AUFGABE 1
Gib aus dem Artikel über Mark Kirchner den Abschnitt wortgetreu wieder, der mit den Worten „Biathlon: Mark Kirchner: Ein“ anfängt und mit „die Heimrennen dirigieren.“ aufhört.
AUFGABE 2
Beantworte mithilfe des Artikels über Mark Kirchner diese Fragen:
(a) Welche Farbe hat Kirchners Halstuch?
(b) In welchem Bundesland liegt Oberhof?
(c) Zu welcher Jahreszeit ist Kirchner Chef-Bundestrainer geworden?
AUFGABE 3
Nenne alle Namen von Orten, Regionen und Ländern, die im Artikel über Mark Kirchner vorkommen.

AUSWAHL
Biathlon: Mark Kirchner: Ein Stoiker steht für Erfolg

Mark Kirchner tritt in Oberhof erstmals als Chef-Bundestrainer vor den heimischen Biathlon-Fans auf – und will einiges verändern.

Das Halstuch ist immer noch das gleiche. Orange, mit kleinen Schäfchen darauf, das hat man immer gesehen, wenn am Schießstand von Pyeongchang in Südkorea Mark Kirchner die Schießbilder seiner Athleten beobachtete. Auch jetzt, in der neuen Saison nach Olympia: Kirchner, Schießstand, Schäfchen. Doch ein Detail hat sich eben geändert. Mark Kirchner ist nicht mehr nur Halstuchträger und Männer-Bundestrainer. Wenn ab Donnerstag der Weltcup in Oberhof in Thüringen Station macht, dann tritt Kirchner, der in der Nähe geboren wurde, mit neuem Amt vor die Fans. Im Sommer hat er die nächste Stufe seines Biathlon-Lebens erklommen und kann nun als Chef-Bundestrainer die Heimrennen dirigieren.

DATENAUSZUG
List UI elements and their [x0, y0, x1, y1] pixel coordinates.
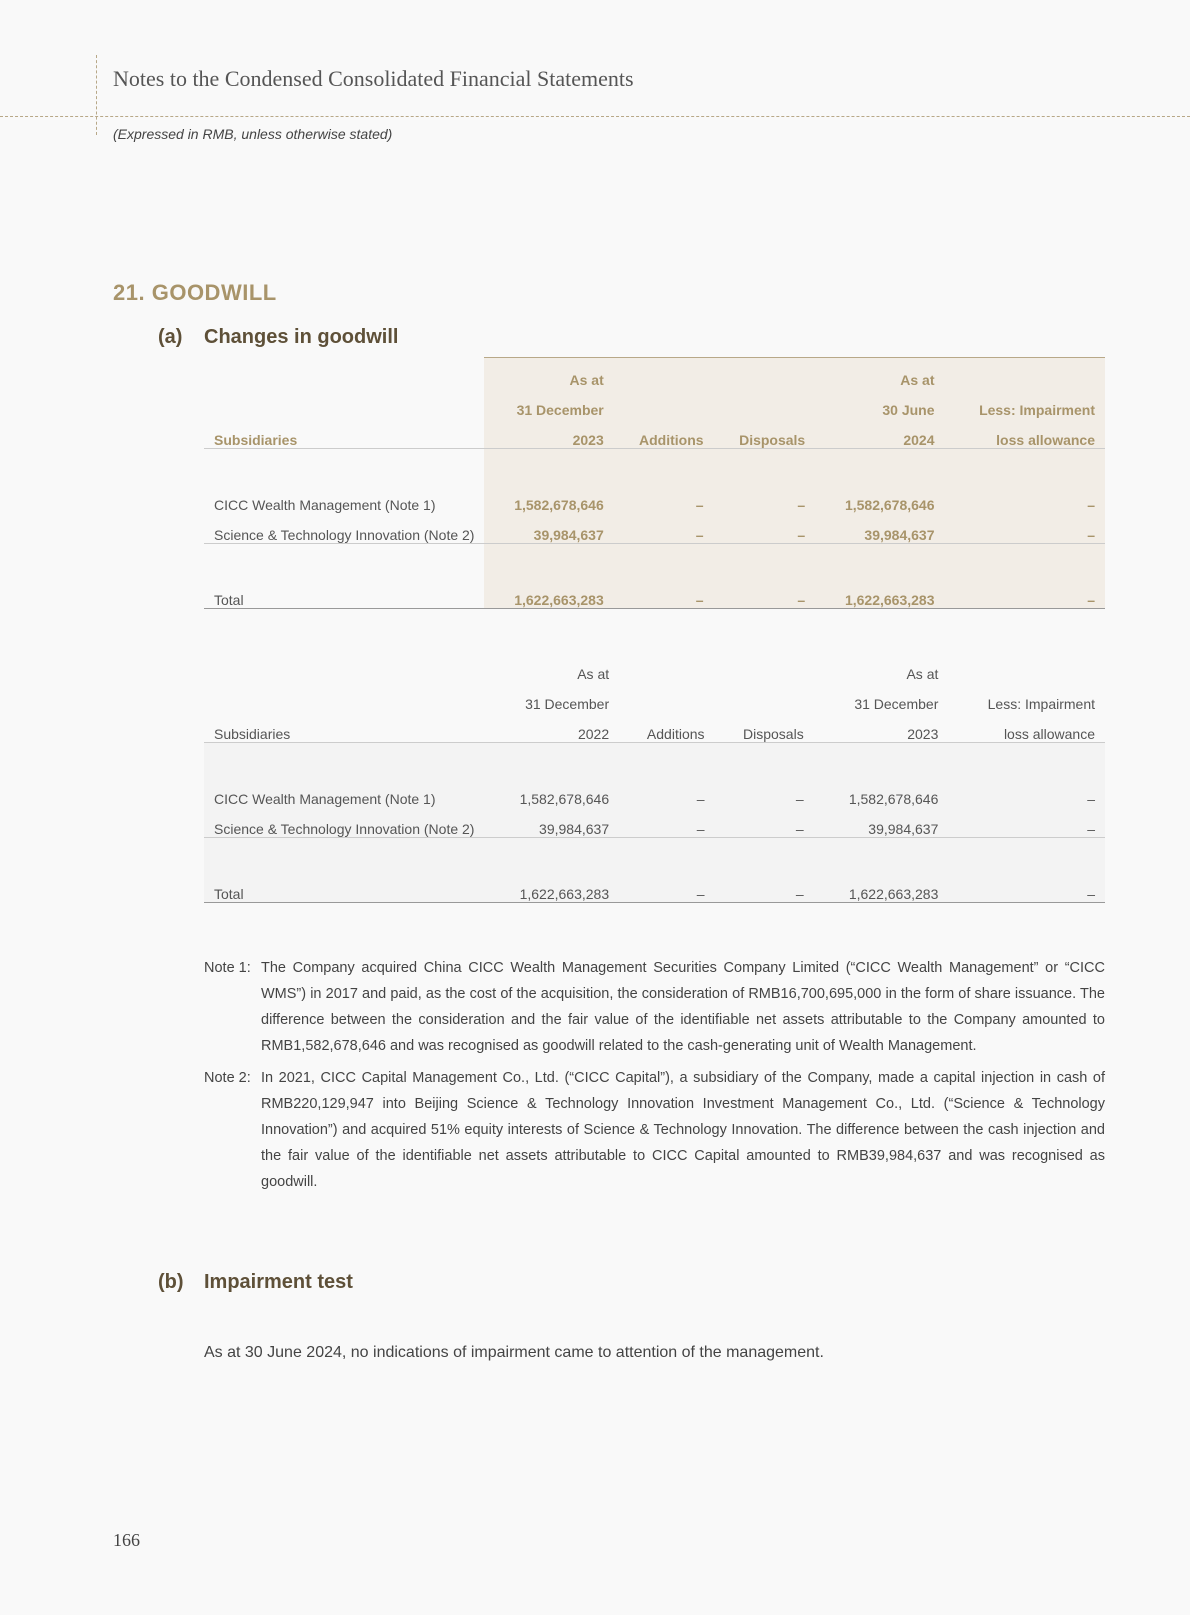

ERGEBNIS 1
Biathlon: Mark Kirchner: Ein Stoiker steht für Erfolg

Mark Kirchner tritt in Oberhof erstmals als Chef-Bundestrainer vor den heimischen Biathlon-Fans auf – und will einiges verändern.

Das Halstuch ist immer noch das gleiche. Orange, mit kleinen Schäfchen darauf, das hat man immer gesehen, wenn am Schießstand von Pyeongchang in Südkorea Mark Kirchner die Schießbilder seiner Athleten beobachtete. Auch jetzt, in der neuen Saison nach Olympia: Kirchner, Schießstand, Schäfchen. Doch ein Detail hat sich eben geändert. Mark Kirchner ist nicht mehr nur Halstuchträger und Männer-Bundestrainer. Wenn ab Donnerstag der Weltcup in Oberhof in Thüringen Station macht, dann tritt Kirchner, der in der Nähe geboren wurde, mit neuem Amt vor die Fans. Im Sommer hat er die nächste Stufe seines Biathlon-Lebens erklommen und kann nun als Chef-Bundestrainer die Heimrennen dirigieren.

ERGEBNIS 2
(a) Orange
(b) Thüringen
(c) Im Sommer

ERGEBNIS 3
- Oberhof
- Thüringen
- Pyeongchang
- Südkorea